* [Data to process]:
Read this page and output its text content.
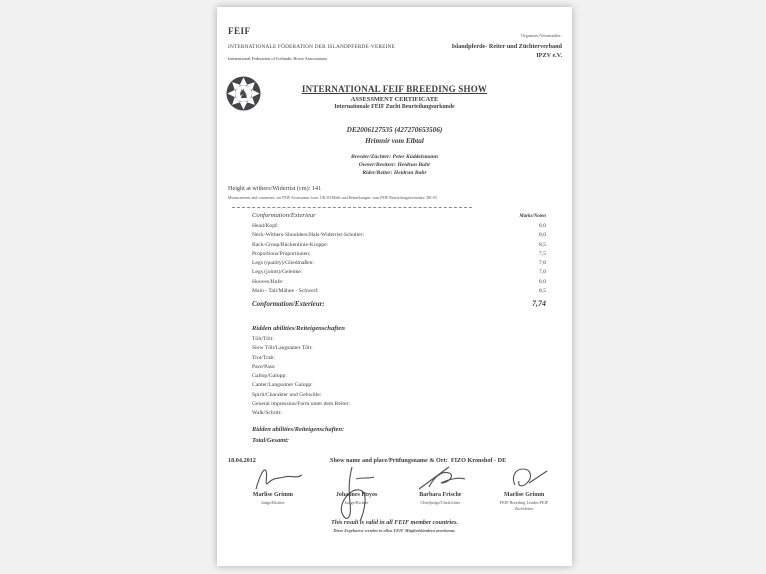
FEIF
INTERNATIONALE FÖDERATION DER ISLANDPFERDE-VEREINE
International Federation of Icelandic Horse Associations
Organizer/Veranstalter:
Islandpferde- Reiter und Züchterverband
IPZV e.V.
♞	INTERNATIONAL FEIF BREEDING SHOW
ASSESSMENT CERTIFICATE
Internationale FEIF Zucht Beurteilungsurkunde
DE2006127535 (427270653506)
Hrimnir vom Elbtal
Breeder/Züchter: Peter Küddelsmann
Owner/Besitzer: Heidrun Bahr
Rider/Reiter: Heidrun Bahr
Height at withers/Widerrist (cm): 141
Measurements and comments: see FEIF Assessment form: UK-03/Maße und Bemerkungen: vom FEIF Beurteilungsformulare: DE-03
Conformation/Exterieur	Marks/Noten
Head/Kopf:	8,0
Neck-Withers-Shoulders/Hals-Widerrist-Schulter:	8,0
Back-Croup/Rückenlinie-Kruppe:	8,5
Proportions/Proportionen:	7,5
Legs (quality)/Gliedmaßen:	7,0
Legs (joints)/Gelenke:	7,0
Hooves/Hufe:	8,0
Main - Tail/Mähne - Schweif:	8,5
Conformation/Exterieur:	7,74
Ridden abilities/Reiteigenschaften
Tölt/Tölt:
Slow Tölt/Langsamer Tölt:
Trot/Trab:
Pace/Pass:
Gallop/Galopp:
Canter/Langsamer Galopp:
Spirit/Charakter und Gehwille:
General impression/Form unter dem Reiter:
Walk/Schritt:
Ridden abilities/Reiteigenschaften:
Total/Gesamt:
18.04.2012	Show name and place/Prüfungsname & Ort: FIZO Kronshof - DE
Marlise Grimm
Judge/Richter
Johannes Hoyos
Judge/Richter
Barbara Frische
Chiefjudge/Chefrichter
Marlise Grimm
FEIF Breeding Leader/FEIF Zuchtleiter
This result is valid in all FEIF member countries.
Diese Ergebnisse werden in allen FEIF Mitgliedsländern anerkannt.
* * *
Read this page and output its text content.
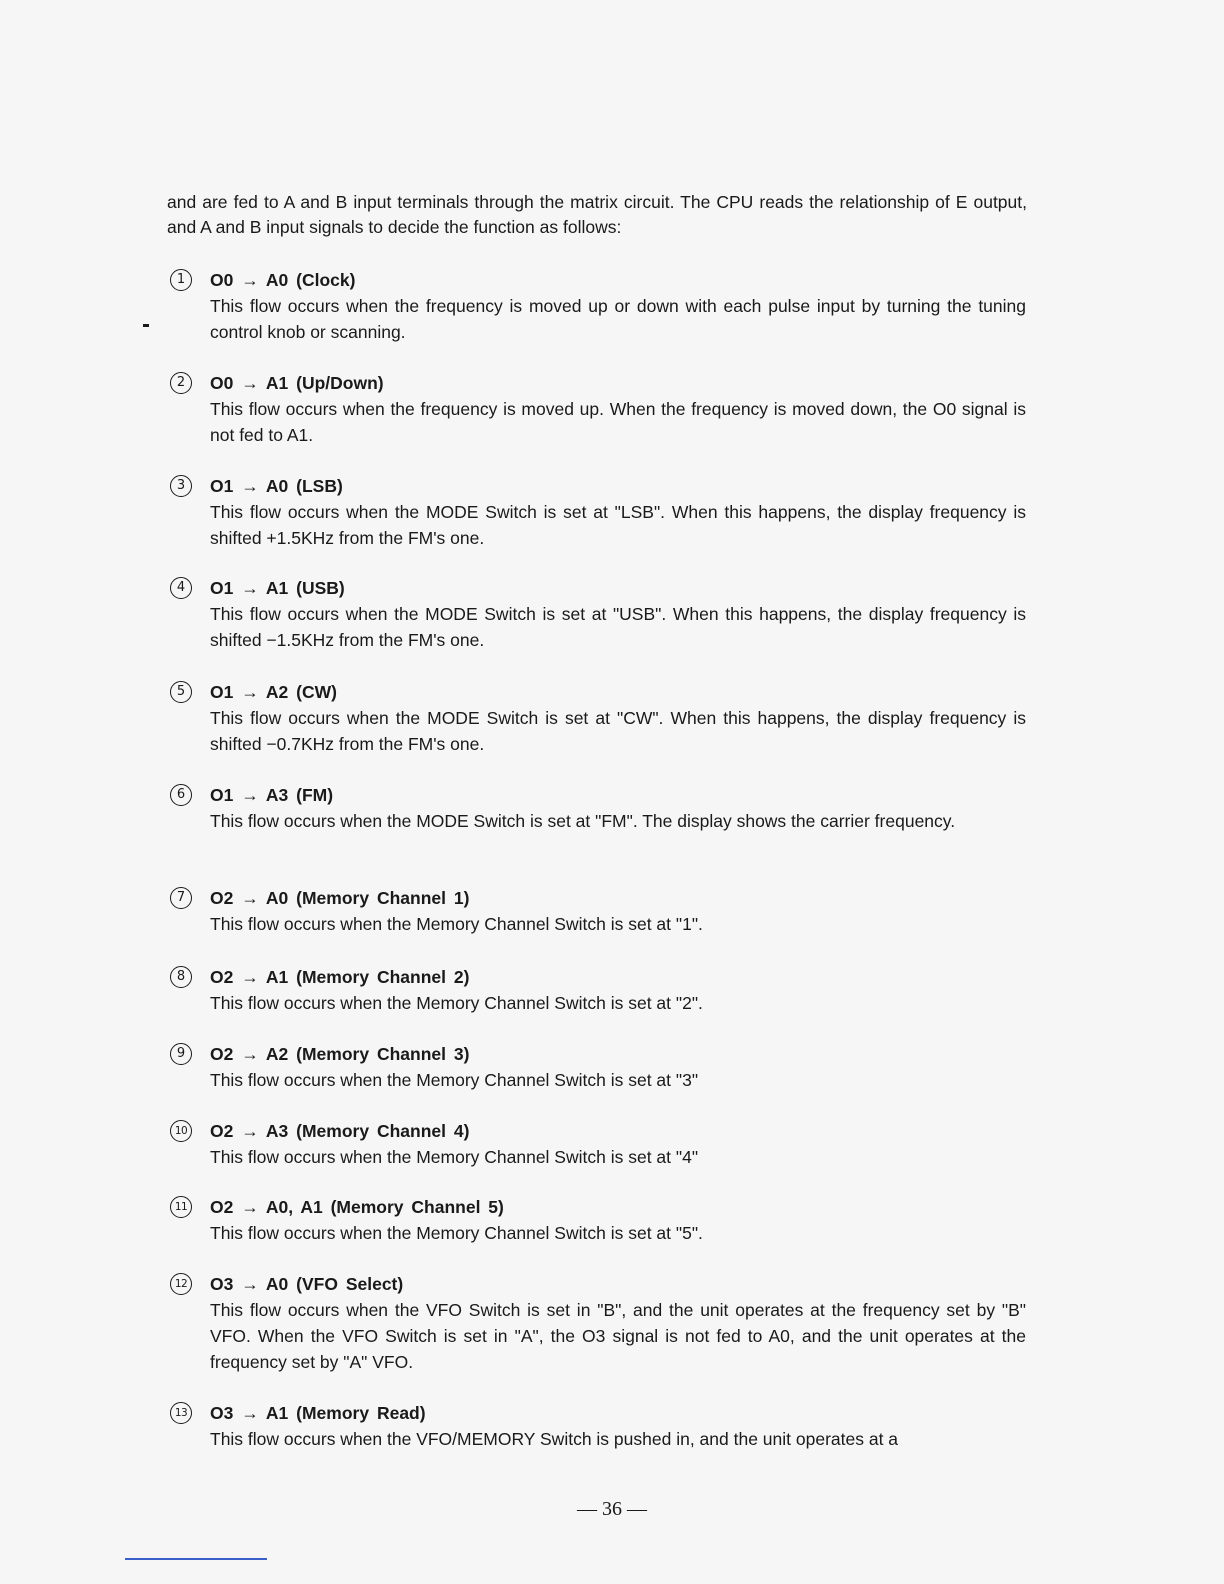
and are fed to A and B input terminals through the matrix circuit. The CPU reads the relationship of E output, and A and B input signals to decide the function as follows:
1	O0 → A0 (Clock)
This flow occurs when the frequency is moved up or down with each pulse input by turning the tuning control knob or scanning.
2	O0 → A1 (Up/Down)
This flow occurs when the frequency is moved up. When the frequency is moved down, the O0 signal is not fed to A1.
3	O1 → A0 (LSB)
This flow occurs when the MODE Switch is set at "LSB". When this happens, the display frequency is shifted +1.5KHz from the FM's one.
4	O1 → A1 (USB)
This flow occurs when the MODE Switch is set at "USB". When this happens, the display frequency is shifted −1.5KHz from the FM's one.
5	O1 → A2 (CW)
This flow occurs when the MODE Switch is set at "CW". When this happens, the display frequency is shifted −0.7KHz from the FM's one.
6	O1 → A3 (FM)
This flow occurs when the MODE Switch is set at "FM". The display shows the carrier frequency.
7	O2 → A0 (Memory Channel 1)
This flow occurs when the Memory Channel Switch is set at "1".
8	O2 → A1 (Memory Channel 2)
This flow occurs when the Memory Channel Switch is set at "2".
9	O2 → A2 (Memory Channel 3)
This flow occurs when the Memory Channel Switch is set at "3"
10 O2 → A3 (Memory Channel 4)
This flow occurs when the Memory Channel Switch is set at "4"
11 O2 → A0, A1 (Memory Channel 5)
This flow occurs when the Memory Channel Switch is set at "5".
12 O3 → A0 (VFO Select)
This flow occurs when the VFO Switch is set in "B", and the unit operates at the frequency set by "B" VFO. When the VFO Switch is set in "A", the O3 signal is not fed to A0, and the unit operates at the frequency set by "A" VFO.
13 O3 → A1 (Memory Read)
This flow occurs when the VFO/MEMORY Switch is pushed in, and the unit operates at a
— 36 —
* * *
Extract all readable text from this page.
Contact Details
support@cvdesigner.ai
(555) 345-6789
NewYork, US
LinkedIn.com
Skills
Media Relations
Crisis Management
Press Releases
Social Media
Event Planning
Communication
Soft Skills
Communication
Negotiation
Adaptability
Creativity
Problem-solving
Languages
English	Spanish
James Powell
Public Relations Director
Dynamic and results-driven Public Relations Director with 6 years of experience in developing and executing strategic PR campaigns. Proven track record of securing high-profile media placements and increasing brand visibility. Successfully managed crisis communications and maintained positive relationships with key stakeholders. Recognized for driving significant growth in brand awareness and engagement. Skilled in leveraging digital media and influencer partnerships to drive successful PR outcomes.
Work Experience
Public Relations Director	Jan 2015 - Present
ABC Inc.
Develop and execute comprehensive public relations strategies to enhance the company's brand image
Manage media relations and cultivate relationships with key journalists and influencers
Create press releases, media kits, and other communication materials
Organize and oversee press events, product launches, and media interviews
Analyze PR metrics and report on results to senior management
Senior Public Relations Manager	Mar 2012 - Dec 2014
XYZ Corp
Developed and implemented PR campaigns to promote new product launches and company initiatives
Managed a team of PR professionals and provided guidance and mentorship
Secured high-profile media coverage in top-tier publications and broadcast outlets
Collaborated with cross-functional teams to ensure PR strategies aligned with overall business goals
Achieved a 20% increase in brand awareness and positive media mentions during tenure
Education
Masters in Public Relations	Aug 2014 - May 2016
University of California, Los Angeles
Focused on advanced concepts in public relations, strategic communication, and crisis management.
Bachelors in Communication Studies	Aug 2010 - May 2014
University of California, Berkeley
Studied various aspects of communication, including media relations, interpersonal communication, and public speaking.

* [What is being asked]: Which lines include the word "campaigns"? Copy every one of them.

* [In response]:
Dynamic and results-driven Public Relations Director with 6 years of experience in developing and executing strategic PR campaigns. Proven track record of securing high-profile media placements and increasing brand visibility. Successfully managed crisis communications and maintained positive relationships with key stakeholders. Recognized for driving significant growth in brand awareness and engagement. Skilled in leveraging digital media and influencer partnerships to drive successful PR outcomes.
Developed and implemented PR campaigns to promote new product launches and company initiatives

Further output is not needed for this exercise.